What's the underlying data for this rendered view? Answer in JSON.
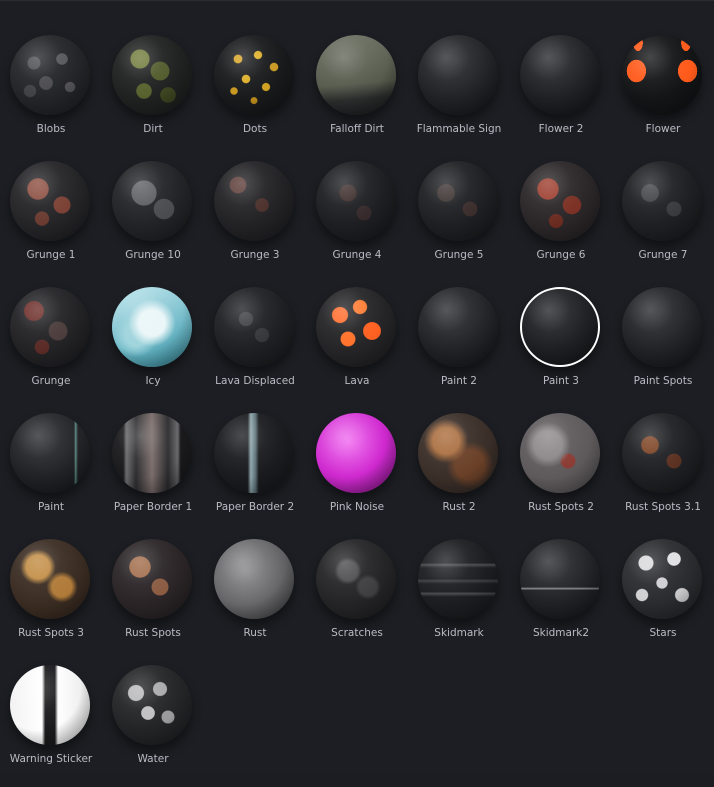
{
  "materials": [
    {
      "label": "Blobs",
      "bg": "radial-gradient(circle at 30% 35%, #4b4c50 0 8%, transparent 9%), radial-gradient(circle at 65% 30%, #55565a 0 7%, transparent 8%), radial-gradient(circle at 45% 60%, #4a4a4e 0 10%, transparent 11%), radial-gradient(circle at 75% 65%, #505054 0 6%, transparent 7%), radial-gradient(circle at 25% 70%, #3f4044 0 7%, transparent 8%), #232427"
    },
    {
      "label": "Dirt",
      "bg": "radial-gradient(circle at 35% 30%, #6f7a3a 0 12%, transparent 13%), radial-gradient(circle at 60% 45%, #4f5a2a 0 14%, transparent 15%), radial-gradient(circle at 40% 70%, #55612c 0 10%, transparent 11%), radial-gradient(circle at 70% 75%, #3c4420 0 9%, transparent 10%), #1f2020"
    },
    {
      "label": "Dots",
      "bg": "radial-gradient(circle at 30% 30%, #d4a020 0 5%, transparent 6%), radial-gradient(circle at 55% 25%, #e0b02a 0 5%, transparent 6%), radial-gradient(circle at 75% 40%, #c99a22 0 5%, transparent 6%), radial-gradient(circle at 40% 55%, #dcae28 0 6%, transparent 7%), radial-gradient(circle at 65% 65%, #d0a020 0 5%, transparent 6%), radial-gradient(circle at 25% 70%, #c8961e 0 4%, transparent 5%), radial-gradient(circle at 50% 82%, #b8881c 0 4%, transparent 5%), #18191b"
    },
    {
      "label": "Falloff Dirt",
      "bg": "linear-gradient(175deg, #6c7062 0%, #555a4c 60%, #2b2c2c 78%, #1f2022 100%)"
    },
    {
      "label": "Flammable Sign",
      "bg": "radial-gradient(circle at 50% 30%, #2a2b2f 0%, #1a1b1e 100%)"
    },
    {
      "label": "Flower 2",
      "bg": "radial-gradient(circle at 50% 30%, #28292d 0%, #18191c 100%)"
    },
    {
      "label": "Flower",
      "bg": "radial-gradient(ellipse 12% 14% at 18% 45%, #ff5a1a 0 100%, transparent 101%), radial-gradient(ellipse 12% 14% at 82% 45%, #ff5a1a 0 100%, transparent 101%), radial-gradient(ellipse 6% 10% at 20% 10%, #ff5a1a 0 100%, transparent 101%), radial-gradient(ellipse 6% 10% at 80% 10%, #ff5a1a 0 100%, transparent 101%), #131416"
    },
    {
      "label": "Grunge 1",
      "bg": "radial-gradient(circle at 35% 35%, #8a4b3e 0 14%, transparent 15%), radial-gradient(circle at 65% 55%, #7a3f33 0 12%, transparent 13%), radial-gradient(circle at 40% 72%, #6a3a30 0 9%, transparent 10%), #242427"
    },
    {
      "label": "Grunge 10",
      "bg": "radial-gradient(circle at 40% 40%, #5b5c60 0 18%, transparent 19%), radial-gradient(circle at 65% 60%, #4a4b4f 0 14%, transparent 15%), #222326"
    },
    {
      "label": "Grunge 3",
      "bg": "radial-gradient(circle at 30% 30%, #5a3a35 0 10%, transparent 11%), radial-gradient(circle at 60% 55%, #4a2e2a 0 10%, transparent 11%), #222225"
    },
    {
      "label": "Grunge 4",
      "bg": "radial-gradient(circle at 40% 40%, #3a2a28 0 12%, transparent 13%), radial-gradient(circle at 60% 65%, #35282a 0 10%, transparent 11%), #1d1e21"
    },
    {
      "label": "Grunge 5",
      "bg": "radial-gradient(circle at 35% 40%, #3b3230 0 12%, transparent 13%), radial-gradient(circle at 65% 60%, #3a2c2a 0 10%, transparent 11%), #1e1f22"
    },
    {
      "label": "Grunge 6",
      "bg": "radial-gradient(circle at 35% 35%, #9a3a2a 0 14%, transparent 15%), radial-gradient(circle at 65% 55%, #7a2f22 0 13%, transparent 14%), radial-gradient(circle at 45% 75%, #6a2a20 0 9%, transparent 10%), #2a2628"
    },
    {
      "label": "Grunge 7",
      "bg": "radial-gradient(circle at 35% 40%, #3e3f43 0 12%, transparent 13%), radial-gradient(circle at 65% 60%, #38393d 0 10%, transparent 11%), #1e1f22"
    },
    {
      "label": "Grunge",
      "bg": "radial-gradient(circle at 30% 30%, #6a2a25 0 12%, transparent 13%), radial-gradient(circle at 60% 55%, #4a3a3a 0 14%, transparent 15%), radial-gradient(circle at 40% 75%, #5a2a25 0 9%, transparent 10%), #222225"
    },
    {
      "label": "Icy",
      "bg": "radial-gradient(circle at 50% 45%, #e9f6f8 0 22%, transparent 40%), radial-gradient(circle at 30% 60%, #9fd4dc 0 15%, transparent 30%), linear-gradient(160deg, #bfe6ee 0%, #6cb7c6 60%, #3a8fa0 100%)"
    },
    {
      "label": "Lava Displaced",
      "bg": "radial-gradient(circle at 40% 40%, #3a3b3e 0 10%, transparent 11%), radial-gradient(circle at 60% 60%, #343538 0 10%, transparent 11%), #1e1f22"
    },
    {
      "label": "Lava",
      "bg": "radial-gradient(circle at 30% 35%, #ff6b2a 0 10%, transparent 11%), radial-gradient(circle at 55% 25%, #ff7a30 0 9%, transparent 10%), radial-gradient(circle at 70% 55%, #ff6020 0 12%, transparent 13%), radial-gradient(circle at 40% 65%, #ff7028 0 10%, transparent 11%), #242426"
    },
    {
      "label": "Paint 2",
      "bg": "radial-gradient(circle at 50% 30%, #2a2b2f 0%, #1a1b1e 100%)"
    },
    {
      "label": "Paint 3",
      "bg": "radial-gradient(circle at 50% 30%, #25262a 0%, #18191c 100%)",
      "ring": true
    },
    {
      "label": "Paint Spots",
      "bg": "radial-gradient(circle at 50% 30%, #2a2b2f 0%, #1a1b1e 100%)"
    },
    {
      "label": "Paint",
      "bg": "linear-gradient(90deg, transparent 80%, #5c8a82 82%, transparent 85%), radial-gradient(circle at 50% 30%, #2a2b2f 0%, #1a1b1e 100%)"
    },
    {
      "label": "Paper Border 1",
      "bg": "linear-gradient(90deg, #1a1a1c 0%, #1a1a1c 14%, #6a6a6c 18%, #2c2c2e 30%, #7a6c6a 50%, #2c2c2e 70%, #6a6a6c 82%, #1a1a1c 86%)"
    },
    {
      "label": "Paper Border 2",
      "bg": "linear-gradient(90deg, #1a1b1e 0%, #1a1b1e 42%, #8ea6ac 46%, #5a7076 52%, #1a1b1e 56%)"
    },
    {
      "label": "Pink Noise",
      "bg": "radial-gradient(circle at 40% 35%, #f06cf0 0%, #d02ad0 50%, #8a168a 100%)"
    },
    {
      "label": "Rust 2",
      "bg": "radial-gradient(circle at 35% 35%, #a86a3a 0 18%, transparent 30%), radial-gradient(circle at 65% 65%, #6a4028 0 20%, transparent 32%), #3a2e28"
    },
    {
      "label": "Rust Spots 2",
      "bg": "radial-gradient(circle at 35% 40%, #8a8688 0 20%, transparent 32%), radial-gradient(circle at 60% 60%, #8a3a32 0 10%, transparent 12%), #5e5a5c"
    },
    {
      "label": "Rust Spots 3.1",
      "bg": "radial-gradient(circle at 35% 40%, #7a4020 0 12%, transparent 13%), radial-gradient(circle at 65% 60%, #5a3020 0 10%, transparent 11%), #1e1f22"
    },
    {
      "label": "Rust Spots 3",
      "bg": "radial-gradient(circle at 35% 35%, #c08a40 0 16%, transparent 24%), radial-gradient(circle at 65% 60%, #b07a38 0 14%, transparent 22%), #3a2c22"
    },
    {
      "label": "Rust Spots",
      "bg": "radial-gradient(circle at 35% 35%, #a06a48 0 14%, transparent 15%), radial-gradient(circle at 60% 60%, #8a5a40 0 12%, transparent 13%), #2a2426"
    },
    {
      "label": "Rust",
      "bg": "radial-gradient(circle at 40% 40%, #8a8a8c 0%, #5a5a5c 70%, #3a3a3c 100%)"
    },
    {
      "label": "Scratches",
      "bg": "radial-gradient(circle at 40% 40%, #4a4a4c 0 14%, transparent 20%), radial-gradient(circle at 65% 60%, #3e3e40 0 12%, transparent 18%), #242426"
    },
    {
      "label": "Skidmark",
      "bg": "linear-gradient(180deg, transparent 30%, #4a4b4f 32%, transparent 36%, transparent 50%, #3e3f43 52%, transparent 56%, transparent 66%, #4a4b4f 68%, transparent 72%), #1c1d20"
    },
    {
      "label": "Skidmark2",
      "bg": "linear-gradient(180deg, transparent 60%, #8a8c90 62%, transparent 64%), radial-gradient(circle at 50% 30%, #2a2b2f 0%, #1a1b1e 100%)"
    },
    {
      "label": "Stars",
      "bg": "radial-gradient(circle at 30% 30%, #d8d8da 0 9%, transparent 10%), radial-gradient(circle at 65% 25%, #e0e0e2 0 8%, transparent 9%), radial-gradient(circle at 50% 55%, #cfcfd1 0 9%, transparent 10%), radial-gradient(circle at 25% 70%, #d0d0d2 0 7%, transparent 8%), radial-gradient(circle at 75% 70%, #c8c8ca 0 8%, transparent 9%), #2a2b2e"
    },
    {
      "label": "Warning Sticker",
      "bg": "linear-gradient(90deg, #f2f2f2 0%, #ffffff 40%, #1a1a1c 44%, #1a1a1c 56%, #ffffff 60%, #e8e8e8 100%)"
    },
    {
      "label": "Water",
      "bg": "radial-gradient(circle at 30% 35%, #b8b8ba 0 10%, transparent 11%), radial-gradient(circle at 60% 30%, #a8a8aa 0 9%, transparent 10%), radial-gradient(circle at 45% 60%, #c0c0c2 0 10%, transparent 11%), radial-gradient(circle at 70% 65%, #9a9a9c 0 8%, transparent 9%), #232426"
    }
  ]
}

··········

Determine the number of lines in the records that include the string "Spots", and respond with that number only.

*SOLUTION TO THIS EXERCISE*. 5